▶ _Given exercise_
Print the listing as it stands, omitting all images.
########
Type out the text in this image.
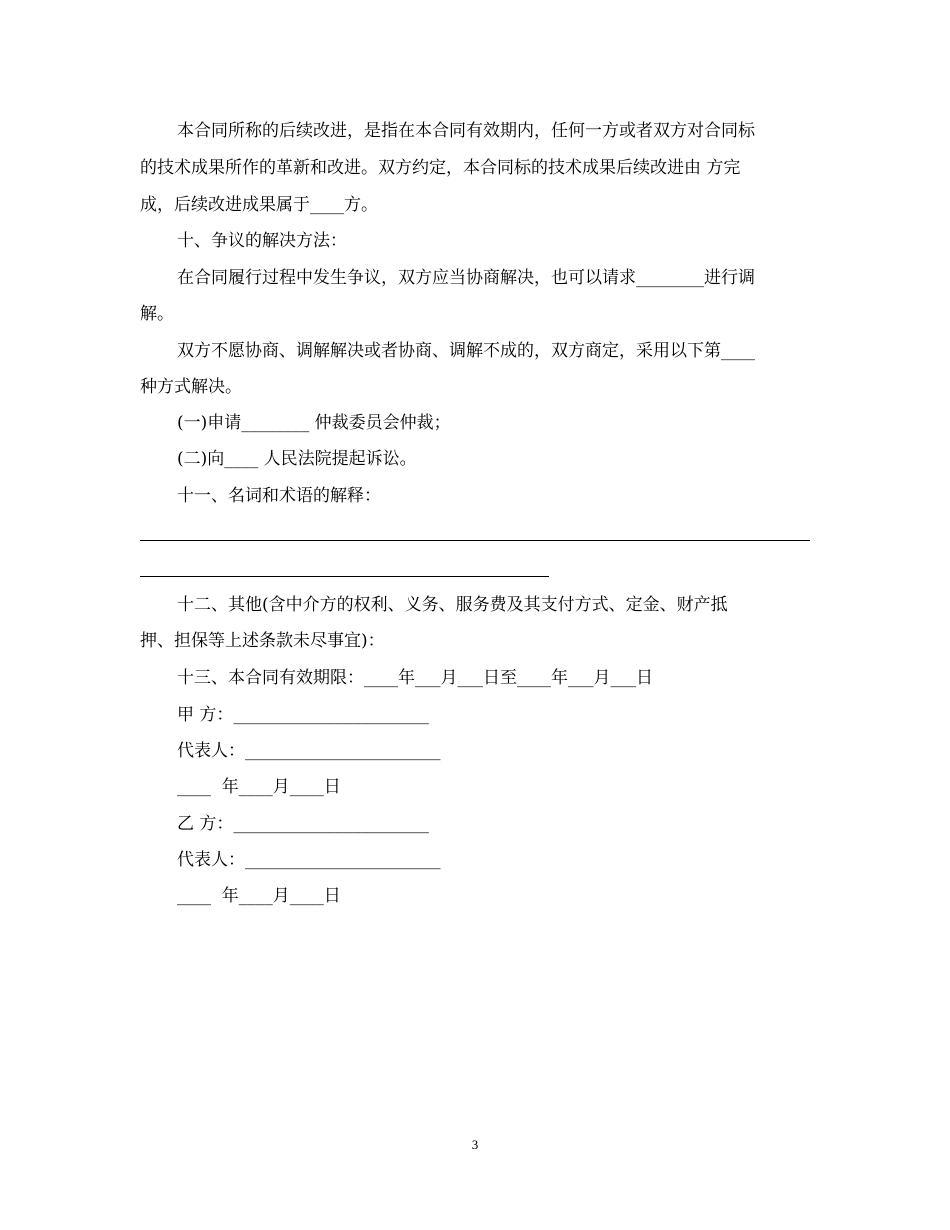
本合同所称的后续改进，是指在本合同有效期内，任何一方或者双方对合同标
的技术成果所作的革新和改进。双方约定，本合同标的技术成果后续改进由 方完
成，后续改进成果属于____方。
十、争议的解决方法：
在合同履行过程中发生争议，双方应当协商解决，也可以请求________进行调
解。
双方不愿协商、调解解决或者协商、调解不成的，双方商定，采用以下第____
种方式解决。
(一)申请________ 仲裁委员会仲裁；
(二)向____ 人民法院提起诉讼。
十一、名词和术语的解释：
十二、其他(含中介方的权利、义务、服务费及其支付方式、定金、财产抵
押、担保等上述条款未尽事宜)：
十三、本合同有效期限：____年___月___日至____年___月___日
甲 方：_______________________
代表人：_______________________
____  年____月____日
乙 方：_______________________
代表人：_______________________
____  年____月____日
3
########
▶ _Written answer_
Type out the text in this image.
本合同所称的后续改进，是指在本合同有效期内，任何一方或者双方对合同标
的技术成果所作的革新和改进。双方约定，本合同标的技术成果后续改进由 方完
成，后续改进成果属于____方。
十、争议的解决方法：
在合同履行过程中发生争议，双方应当协商解决，也可以请求________进行调
解。
双方不愿协商、调解解决或者协商、调解不成的，双方商定，采用以下第____
种方式解决。
(一)申请________ 仲裁委员会仲裁；
(二)向____ 人民法院提起诉讼。
十一、名词和术语的解释：
十二、其他(含中介方的权利、义务、服务费及其支付方式、定金、财产抵
押、担保等上述条款未尽事宜)：
十三、本合同有效期限：____年___月___日至____年___月___日
甲 方：_______________________
代表人：_______________________
____  年____月____日
乙 方：_______________________
代表人：_______________________
____  年____月____日
3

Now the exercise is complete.